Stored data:
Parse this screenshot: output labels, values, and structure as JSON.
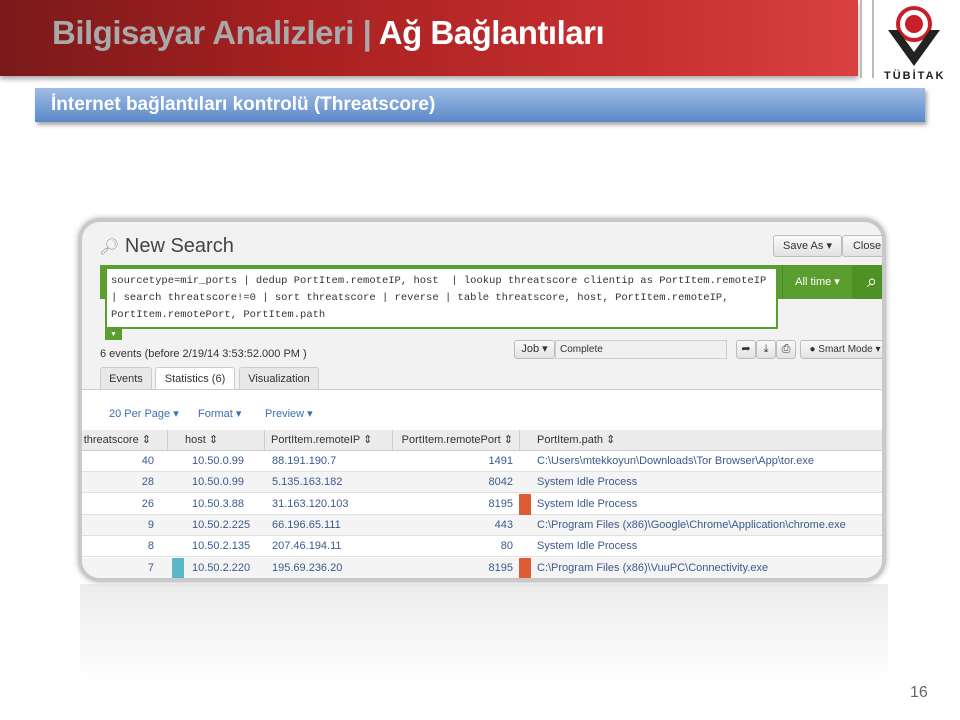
{
  "slide": {
    "title_part1": "Bilgisayar Analizleri",
    "separator": "|",
    "title_part2": "Ağ Bağlantıları",
    "subtitle": "İnternet bağlantıları kontrolü (Threatscore)",
    "logo_text": "TÜBİTAK",
    "page_number": "16"
  },
  "splunk": {
    "page_title": "New Search",
    "save_as": "Save As ▾",
    "close": "Close",
    "query": "sourcetype=mir_ports | dedup PortItem.remoteIP, host  | lookup threatscore clientip as PortItem.remoteIP | search threatscore!=0 | sort threatscore | reverse | table threatscore, host, PortItem.remoteIP, PortItem.remotePort, PortItem.path",
    "time_range": "All time ▾",
    "events_summary": "6 events (before 2/19/14 3:53:52.000 PM )",
    "job": "Job ▾",
    "job_status": "Complete",
    "smart_mode": "Smart Mode ▾",
    "tabs": [
      "Events",
      "Statistics (6)",
      "Visualization"
    ],
    "active_tab": "Statistics (6)",
    "toolbar": [
      "20 Per Page ▾",
      "Format ▾",
      "Preview ▾"
    ],
    "columns": [
      "threatscore",
      "host",
      "PortItem.remoteIP",
      "PortItem.remotePort",
      "PortItem.path"
    ],
    "rows": [
      [
        "40",
        "10.50.0.99",
        "88.191.190.7",
        "1491",
        "C:\\Users\\mtekkoyun\\Downloads\\Tor Browser\\App\\tor.exe"
      ],
      [
        "28",
        "10.50.0.99",
        "5.135.163.182",
        "8042",
        "System Idle Process"
      ],
      [
        "26",
        "10.50.3.88",
        "31.163.120.103",
        "8195",
        "System Idle Process"
      ],
      [
        "9",
        "10.50.2.225",
        "66.196.65.111",
        "443",
        "C:\\Program Files (x86)\\Google\\Chrome\\Application\\chrome.exe"
      ],
      [
        "8",
        "10.50.2.135",
        "207.46.194.11",
        "80",
        "System Idle Process"
      ],
      [
        "7",
        "10.50.2.220",
        "195.69.236.20",
        "8195",
        "C:\\Program Files (x86)\\VuuPC\\Connectivity.exe"
      ]
    ],
    "colors": {
      "search_green": "#5a9e2f",
      "marker_orange": "#e05a35",
      "marker_cyan": "#5bb8c8",
      "link_blue": "#3a5a8c"
    }
  }
}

### Aim of the exercise
Every record above must be given again exactly; drop the pictures.

### Written solution
Parse this screenshot: output labels, values, and structure as JSON.
{
  "slide": {
    "title_part1": "Bilgisayar Analizleri",
    "separator": "|",
    "title_part2": "Ağ Bağlantıları",
    "subtitle": "İnternet bağlantıları kontrolü (Threatscore)",
    "logo_text": "TÜBİTAK",
    "page_number": "16"
  },
  "splunk": {
    "page_title": "New Search",
    "save_as": "Save As ▾",
    "close": "Close",
    "query": "sourcetype=mir_ports | dedup PortItem.remoteIP, host  | lookup threatscore clientip as PortItem.remoteIP | search threatscore!=0 | sort threatscore | reverse | table threatscore, host, PortItem.remoteIP, PortItem.remotePort, PortItem.path",
    "time_range": "All time ▾",
    "events_summary": "6 events (before 2/19/14 3:53:52.000 PM )",
    "job": "Job ▾",
    "job_status": "Complete",
    "smart_mode": "Smart Mode ▾",
    "tabs": [
      "Events",
      "Statistics (6)",
      "Visualization"
    ],
    "active_tab": "Statistics (6)",
    "toolbar": [
      "20 Per Page ▾",
      "Format ▾",
      "Preview ▾"
    ],
    "columns": [
      "threatscore",
      "host",
      "PortItem.remoteIP",
      "PortItem.remotePort",
      "PortItem.path"
    ],
    "rows": [
      [
        "40",
        "10.50.0.99",
        "88.191.190.7",
        "1491",
        "C:\\Users\\mtekkoyun\\Downloads\\Tor Browser\\App\\tor.exe"
      ],
      [
        "28",
        "10.50.0.99",
        "5.135.163.182",
        "8042",
        "System Idle Process"
      ],
      [
        "26",
        "10.50.3.88",
        "31.163.120.103",
        "8195",
        "System Idle Process"
      ],
      [
        "9",
        "10.50.2.225",
        "66.196.65.111",
        "443",
        "C:\\Program Files (x86)\\Google\\Chrome\\Application\\chrome.exe"
      ],
      [
        "8",
        "10.50.2.135",
        "207.46.194.11",
        "80",
        "System Idle Process"
      ],
      [
        "7",
        "10.50.2.220",
        "195.69.236.20",
        "8195",
        "C:\\Program Files (x86)\\VuuPC\\Connectivity.exe"
      ]
    ],
    "colors": {
      "search_green": "#5a9e2f",
      "marker_orange": "#e05a35",
      "marker_cyan": "#5bb8c8",
      "link_blue": "#3a5a8c"
    }
  }
}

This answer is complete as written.